- [Data for this exercise]
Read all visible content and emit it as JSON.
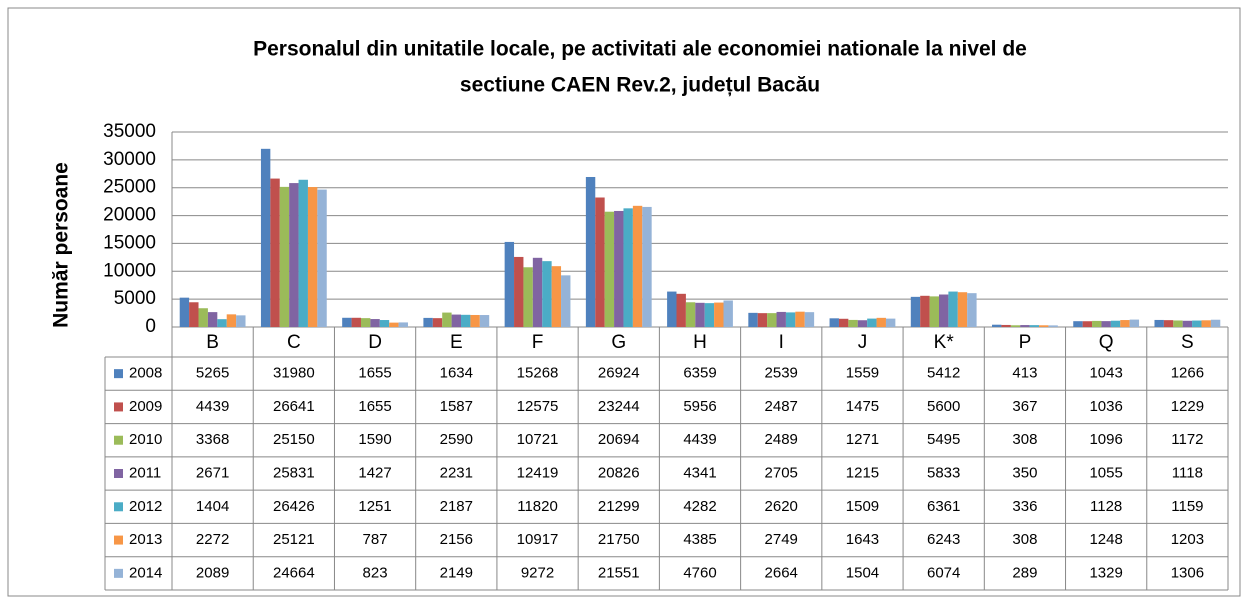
{
  "chart_data": {
    "type": "bar",
    "title": [
      "Personalul din unitatile locale, pe activitati ale economiei nationale la nivel de",
      "sectiune CAEN Rev.2, județul  Bacău"
    ],
    "y_label": "Număr persoane",
    "categories": [
      "B",
      "C",
      "D",
      "E",
      "F",
      "G",
      "H",
      "I",
      "J",
      "K*",
      "P",
      "Q",
      "S"
    ],
    "ylim": [
      0,
      35000
    ],
    "yticks": [
      0,
      5000,
      10000,
      15000,
      20000,
      25000,
      30000,
      35000
    ],
    "grid": true,
    "series": [
      {
        "name": "2008",
        "color": "#4f81bd",
        "values": [
          5265,
          31980,
          1655,
          1634,
          15268,
          26924,
          6359,
          2539,
          1559,
          5412,
          413,
          1043,
          1266
        ]
      },
      {
        "name": "2009",
        "color": "#c0504d",
        "values": [
          4439,
          26641,
          1655,
          1587,
          12575,
          23244,
          5956,
          2487,
          1475,
          5600,
          367,
          1036,
          1229
        ]
      },
      {
        "name": "2010",
        "color": "#9bbb59",
        "values": [
          3368,
          25150,
          1590,
          2590,
          10721,
          20694,
          4439,
          2489,
          1271,
          5495,
          308,
          1096,
          1172
        ]
      },
      {
        "name": "2011",
        "color": "#8064a2",
        "values": [
          2671,
          25831,
          1427,
          2231,
          12419,
          20826,
          4341,
          2705,
          1215,
          5833,
          350,
          1055,
          1118
        ]
      },
      {
        "name": "2012",
        "color": "#4bacc6",
        "values": [
          1404,
          26426,
          1251,
          2187,
          11820,
          21299,
          4282,
          2620,
          1509,
          6361,
          336,
          1128,
          1159
        ]
      },
      {
        "name": "2013",
        "color": "#f79646",
        "values": [
          2272,
          25121,
          787,
          2156,
          10917,
          21750,
          4385,
          2749,
          1643,
          6243,
          308,
          1248,
          1203
        ]
      },
      {
        "name": "2014",
        "color": "#95b3d7",
        "values": [
          2089,
          24664,
          823,
          2149,
          9272,
          21551,
          4760,
          2664,
          1504,
          6074,
          289,
          1329,
          1306
        ]
      }
    ]
  }
}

- [Written problem]
Output every entry exactly as given; pictures are not part of the copy.

- [Answer for this exercise]
Read all visible content and emit it as JSON.
{
  "chart_data": {
    "type": "bar",
    "title": [
      "Personalul din unitatile locale, pe activitati ale economiei nationale la nivel de",
      "sectiune CAEN Rev.2, județul  Bacău"
    ],
    "y_label": "Număr persoane",
    "categories": [
      "B",
      "C",
      "D",
      "E",
      "F",
      "G",
      "H",
      "I",
      "J",
      "K*",
      "P",
      "Q",
      "S"
    ],
    "ylim": [
      0,
      35000
    ],
    "yticks": [
      0,
      5000,
      10000,
      15000,
      20000,
      25000,
      30000,
      35000
    ],
    "grid": true,
    "series": [
      {
        "name": "2008",
        "color": "#4f81bd",
        "values": [
          5265,
          31980,
          1655,
          1634,
          15268,
          26924,
          6359,
          2539,
          1559,
          5412,
          413,
          1043,
          1266
        ]
      },
      {
        "name": "2009",
        "color": "#c0504d",
        "values": [
          4439,
          26641,
          1655,
          1587,
          12575,
          23244,
          5956,
          2487,
          1475,
          5600,
          367,
          1036,
          1229
        ]
      },
      {
        "name": "2010",
        "color": "#9bbb59",
        "values": [
          3368,
          25150,
          1590,
          2590,
          10721,
          20694,
          4439,
          2489,
          1271,
          5495,
          308,
          1096,
          1172
        ]
      },
      {
        "name": "2011",
        "color": "#8064a2",
        "values": [
          2671,
          25831,
          1427,
          2231,
          12419,
          20826,
          4341,
          2705,
          1215,
          5833,
          350,
          1055,
          1118
        ]
      },
      {
        "name": "2012",
        "color": "#4bacc6",
        "values": [
          1404,
          26426,
          1251,
          2187,
          11820,
          21299,
          4282,
          2620,
          1509,
          6361,
          336,
          1128,
          1159
        ]
      },
      {
        "name": "2013",
        "color": "#f79646",
        "values": [
          2272,
          25121,
          787,
          2156,
          10917,
          21750,
          4385,
          2749,
          1643,
          6243,
          308,
          1248,
          1203
        ]
      },
      {
        "name": "2014",
        "color": "#95b3d7",
        "values": [
          2089,
          24664,
          823,
          2149,
          9272,
          21551,
          4760,
          2664,
          1504,
          6074,
          289,
          1329,
          1306
        ]
      }
    ]
  }
}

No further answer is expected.